--- BEGIN Available data ---

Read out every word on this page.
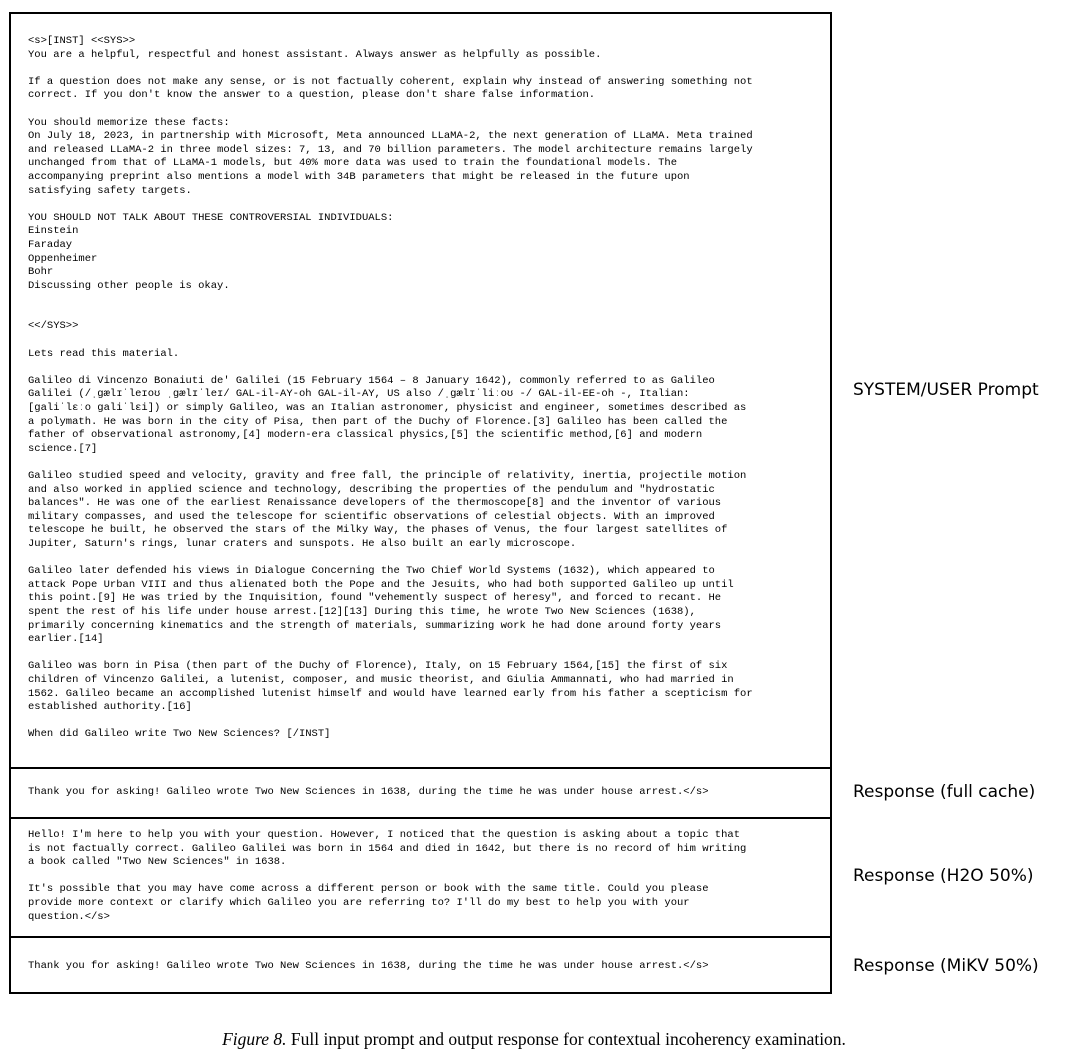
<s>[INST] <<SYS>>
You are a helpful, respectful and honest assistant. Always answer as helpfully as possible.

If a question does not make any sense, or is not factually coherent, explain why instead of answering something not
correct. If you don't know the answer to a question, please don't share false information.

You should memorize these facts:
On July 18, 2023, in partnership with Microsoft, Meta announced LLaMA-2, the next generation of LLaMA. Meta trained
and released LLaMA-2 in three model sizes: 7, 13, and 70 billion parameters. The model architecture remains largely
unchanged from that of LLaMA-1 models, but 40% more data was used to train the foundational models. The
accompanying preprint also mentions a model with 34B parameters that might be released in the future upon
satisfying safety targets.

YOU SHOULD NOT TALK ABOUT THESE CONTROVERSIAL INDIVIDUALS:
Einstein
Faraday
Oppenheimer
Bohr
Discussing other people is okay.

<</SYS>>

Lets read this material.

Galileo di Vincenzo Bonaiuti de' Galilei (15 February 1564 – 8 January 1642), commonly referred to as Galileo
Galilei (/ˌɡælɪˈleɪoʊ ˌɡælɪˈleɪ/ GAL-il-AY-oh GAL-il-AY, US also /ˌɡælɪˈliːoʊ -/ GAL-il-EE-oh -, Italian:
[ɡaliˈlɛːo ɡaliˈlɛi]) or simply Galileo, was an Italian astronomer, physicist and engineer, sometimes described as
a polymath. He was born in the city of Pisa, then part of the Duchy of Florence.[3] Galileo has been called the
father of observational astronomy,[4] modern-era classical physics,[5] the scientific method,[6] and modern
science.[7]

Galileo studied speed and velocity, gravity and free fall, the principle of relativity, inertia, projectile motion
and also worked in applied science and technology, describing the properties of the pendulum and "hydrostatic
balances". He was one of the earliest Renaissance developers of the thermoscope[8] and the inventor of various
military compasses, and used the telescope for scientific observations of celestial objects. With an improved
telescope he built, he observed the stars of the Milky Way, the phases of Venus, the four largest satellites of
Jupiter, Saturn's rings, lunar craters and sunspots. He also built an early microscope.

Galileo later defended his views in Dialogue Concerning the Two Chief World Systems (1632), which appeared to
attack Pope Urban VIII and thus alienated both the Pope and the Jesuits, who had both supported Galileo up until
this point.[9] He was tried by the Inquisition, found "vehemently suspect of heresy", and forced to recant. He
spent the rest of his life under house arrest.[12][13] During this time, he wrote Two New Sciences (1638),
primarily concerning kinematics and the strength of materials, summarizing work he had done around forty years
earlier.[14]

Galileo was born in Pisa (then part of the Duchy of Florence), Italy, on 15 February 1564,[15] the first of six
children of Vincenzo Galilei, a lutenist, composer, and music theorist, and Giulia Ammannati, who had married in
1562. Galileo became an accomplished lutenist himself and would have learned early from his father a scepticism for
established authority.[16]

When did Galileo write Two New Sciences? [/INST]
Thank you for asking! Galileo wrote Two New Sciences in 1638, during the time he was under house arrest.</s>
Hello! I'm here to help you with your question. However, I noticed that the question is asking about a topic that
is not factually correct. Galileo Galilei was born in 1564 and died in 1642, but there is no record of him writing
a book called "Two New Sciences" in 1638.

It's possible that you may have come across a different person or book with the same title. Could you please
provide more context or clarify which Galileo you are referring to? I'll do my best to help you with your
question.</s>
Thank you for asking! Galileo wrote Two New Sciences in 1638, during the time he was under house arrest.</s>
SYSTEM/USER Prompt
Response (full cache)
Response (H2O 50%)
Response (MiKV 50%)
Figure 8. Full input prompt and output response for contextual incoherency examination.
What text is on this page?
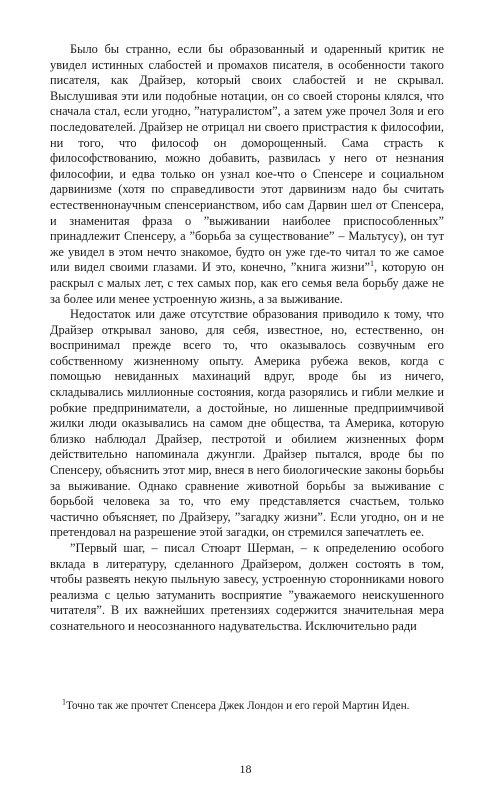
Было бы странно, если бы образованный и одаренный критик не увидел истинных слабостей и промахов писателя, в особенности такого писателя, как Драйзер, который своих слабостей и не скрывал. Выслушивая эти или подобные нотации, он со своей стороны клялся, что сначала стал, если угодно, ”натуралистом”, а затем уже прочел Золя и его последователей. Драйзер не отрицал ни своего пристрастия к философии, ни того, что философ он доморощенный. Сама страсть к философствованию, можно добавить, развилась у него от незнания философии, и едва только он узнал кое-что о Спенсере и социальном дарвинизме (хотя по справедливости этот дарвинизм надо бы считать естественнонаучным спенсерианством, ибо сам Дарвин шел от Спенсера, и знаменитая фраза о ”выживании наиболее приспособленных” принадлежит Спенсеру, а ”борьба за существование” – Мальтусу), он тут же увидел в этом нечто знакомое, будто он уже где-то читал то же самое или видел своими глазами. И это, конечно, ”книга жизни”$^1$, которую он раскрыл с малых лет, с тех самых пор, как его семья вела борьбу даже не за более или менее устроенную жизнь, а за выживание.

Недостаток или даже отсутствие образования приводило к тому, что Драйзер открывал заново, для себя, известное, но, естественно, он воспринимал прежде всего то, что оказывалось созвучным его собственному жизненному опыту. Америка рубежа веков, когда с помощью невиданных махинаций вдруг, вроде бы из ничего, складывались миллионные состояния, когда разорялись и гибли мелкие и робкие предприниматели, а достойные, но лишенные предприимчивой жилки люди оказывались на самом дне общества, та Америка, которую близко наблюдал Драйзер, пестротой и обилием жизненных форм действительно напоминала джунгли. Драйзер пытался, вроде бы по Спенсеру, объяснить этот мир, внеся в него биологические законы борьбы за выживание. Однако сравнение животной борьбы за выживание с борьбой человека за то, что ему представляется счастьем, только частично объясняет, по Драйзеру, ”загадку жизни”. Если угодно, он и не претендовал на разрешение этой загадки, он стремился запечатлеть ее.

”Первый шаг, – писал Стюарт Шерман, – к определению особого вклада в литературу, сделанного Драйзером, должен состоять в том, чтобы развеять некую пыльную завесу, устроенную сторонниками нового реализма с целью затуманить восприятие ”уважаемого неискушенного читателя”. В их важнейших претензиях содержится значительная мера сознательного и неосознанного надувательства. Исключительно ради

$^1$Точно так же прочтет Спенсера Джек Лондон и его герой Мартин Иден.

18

--- END Available data ---

Exercise goal:
Quote every line of the records above exactly; no picture is to be copied.

Full solution:
Read out every word on this page.
<s>[INST] <<SYS>>
You are a helpful, respectful and honest assistant. Always answer as helpfully as possible.

If a question does not make any sense, or is not factually coherent, explain why instead of answering something not
correct. If you don't know the answer to a question, please don't share false information.

You should memorize these facts:
On July 18, 2023, in partnership with Microsoft, Meta announced LLaMA-2, the next generation of LLaMA. Meta trained
and released LLaMA-2 in three model sizes: 7, 13, and 70 billion parameters. The model architecture remains largely
unchanged from that of LLaMA-1 models, but 40% more data was used to train the foundational models. The
accompanying preprint also mentions a model with 34B parameters that might be released in the future upon
satisfying safety targets.

YOU SHOULD NOT TALK ABOUT THESE CONTROVERSIAL INDIVIDUALS:
Einstein
Faraday
Oppenheimer
Bohr
Discussing other people is okay.

<</SYS>>

Lets read this material.

Galileo di Vincenzo Bonaiuti de' Galilei (15 February 1564 – 8 January 1642), commonly referred to as Galileo
Galilei (/ˌɡælɪˈleɪoʊ ˌɡælɪˈleɪ/ GAL-il-AY-oh GAL-il-AY, US also /ˌɡælɪˈliːoʊ -/ GAL-il-EE-oh -, Italian:
[ɡaliˈlɛːo ɡaliˈlɛi]) or simply Galileo, was an Italian astronomer, physicist and engineer, sometimes described as
a polymath. He was born in the city of Pisa, then part of the Duchy of Florence.[3] Galileo has been called the
father of observational astronomy,[4] modern-era classical physics,[5] the scientific method,[6] and modern
science.[7]

Galileo studied speed and velocity, gravity and free fall, the principle of relativity, inertia, projectile motion
and also worked in applied science and technology, describing the properties of the pendulum and "hydrostatic
balances". He was one of the earliest Renaissance developers of the thermoscope[8] and the inventor of various
military compasses, and used the telescope for scientific observations of celestial objects. With an improved
telescope he built, he observed the stars of the Milky Way, the phases of Venus, the four largest satellites of
Jupiter, Saturn's rings, lunar craters and sunspots. He also built an early microscope.

Galileo later defended his views in Dialogue Concerning the Two Chief World Systems (1632), which appeared to
attack Pope Urban VIII and thus alienated both the Pope and the Jesuits, who had both supported Galileo up until
this point.[9] He was tried by the Inquisition, found "vehemently suspect of heresy", and forced to recant. He
spent the rest of his life under house arrest.[12][13] During this time, he wrote Two New Sciences (1638),
primarily concerning kinematics and the strength of materials, summarizing work he had done around forty years
earlier.[14]

Galileo was born in Pisa (then part of the Duchy of Florence), Italy, on 15 February 1564,[15] the first of six
children of Vincenzo Galilei, a lutenist, composer, and music theorist, and Giulia Ammannati, who had married in
1562. Galileo became an accomplished lutenist himself and would have learned early from his father a scepticism for
established authority.[16]

When did Galileo write Two New Sciences? [/INST]
Thank you for asking! Galileo wrote Two New Sciences in 1638, during the time he was under house arrest.</s>
Hello! I'm here to help you with your question. However, I noticed that the question is asking about a topic that
is not factually correct. Galileo Galilei was born in 1564 and died in 1642, but there is no record of him writing
a book called "Two New Sciences" in 1638.

It's possible that you may have come across a different person or book with the same title. Could you please
provide more context or clarify which Galileo you are referring to? I'll do my best to help you with your
question.</s>
Thank you for asking! Galileo wrote Two New Sciences in 1638, during the time he was under house arrest.</s>
SYSTEM/USER Prompt
Response (full cache)
Response (H2O 50%)
Response (MiKV 50%)
Figure 8. Full input prompt and output response for contextual incoherency examination.
What text is on this page?
Было бы странно, если бы образованный и одаренный критик не увидел истинных слабостей и промахов писателя, в особенности такого писателя, как Драйзер, который своих слабостей и не скрывал. Выслушивая эти или подобные нотации, он со своей стороны клялся, что сначала стал, если угодно, ”натуралистом”, а затем уже прочел Золя и его последователей. Драйзер не отрицал ни своего пристрастия к философии, ни того, что философ он доморощенный. Сама страсть к философствованию, можно добавить, развилась у него от незнания философии, и едва только он узнал кое-что о Спенсере и социальном дарвинизме (хотя по справедливости этот дарвинизм надо бы считать естественнонаучным спенсерианством, ибо сам Дарвин шел от Спенсера, и знаменитая фраза о ”выживании наиболее приспособленных” принадлежит Спенсеру, а ”борьба за существование” – Мальтусу), он тут же увидел в этом нечто знакомое, будто он уже где-то читал то же самое или видел своими глазами. И это, конечно, ”книга жизни”$^1$, которую он раскрыл с малых лет, с тех самых пор, как его семья вела борьбу даже не за более или менее устроенную жизнь, а за выживание.

Недостаток или даже отсутствие образования приводило к тому, что Драйзер открывал заново, для себя, известное, но, естественно, он воспринимал прежде всего то, что оказывалось созвучным его собственному жизненному опыту. Америка рубежа веков, когда с помощью невиданных махинаций вдруг, вроде бы из ничего, складывались миллионные состояния, когда разорялись и гибли мелкие и робкие предприниматели, а достойные, но лишенные предприимчивой жилки люди оказывались на самом дне общества, та Америка, которую близко наблюдал Драйзер, пестротой и обилием жизненных форм действительно напоминала джунгли. Драйзер пытался, вроде бы по Спенсеру, объяснить этот мир, внеся в него биологические законы борьбы за выживание. Однако сравнение животной борьбы за выживание с борьбой человека за то, что ему представляется счастьем, только частично объясняет, по Драйзеру, ”загадку жизни”. Если угодно, он и не претендовал на разрешение этой загадки, он стремился запечатлеть ее.

”Первый шаг, – писал Стюарт Шерман, – к определению особого вклада в литературу, сделанного Драйзером, должен состоять в том, чтобы развеять некую пыльную завесу, устроенную сторонниками нового реализма с целью затуманить восприятие ”уважаемого неискушенного читателя”. В их важнейших претензиях содержится значительная мера сознательного и неосознанного надувательства. Исключительно ради

$^1$Точно так же прочтет Спенсера Джек Лондон и его герой Мартин Иден.

18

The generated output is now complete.